SHORT TASK:
Copy every entry exactly.

DATASET:
┏━━
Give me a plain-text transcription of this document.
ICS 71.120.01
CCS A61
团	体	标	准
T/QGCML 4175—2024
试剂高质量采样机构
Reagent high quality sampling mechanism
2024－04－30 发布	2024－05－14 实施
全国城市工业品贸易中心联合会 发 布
┗━━
RIGHT ANSWER:
Give me a plain-text transcription of this document.
ICS 71.120.01
CCS A61
团	体	标	准
T/QGCML 4175—2024
试剂高质量采样机构
Reagent high quality sampling mechanism
2024－04－30 发布	2024－05－14 实施
全国城市工业品贸易中心联合会 发 布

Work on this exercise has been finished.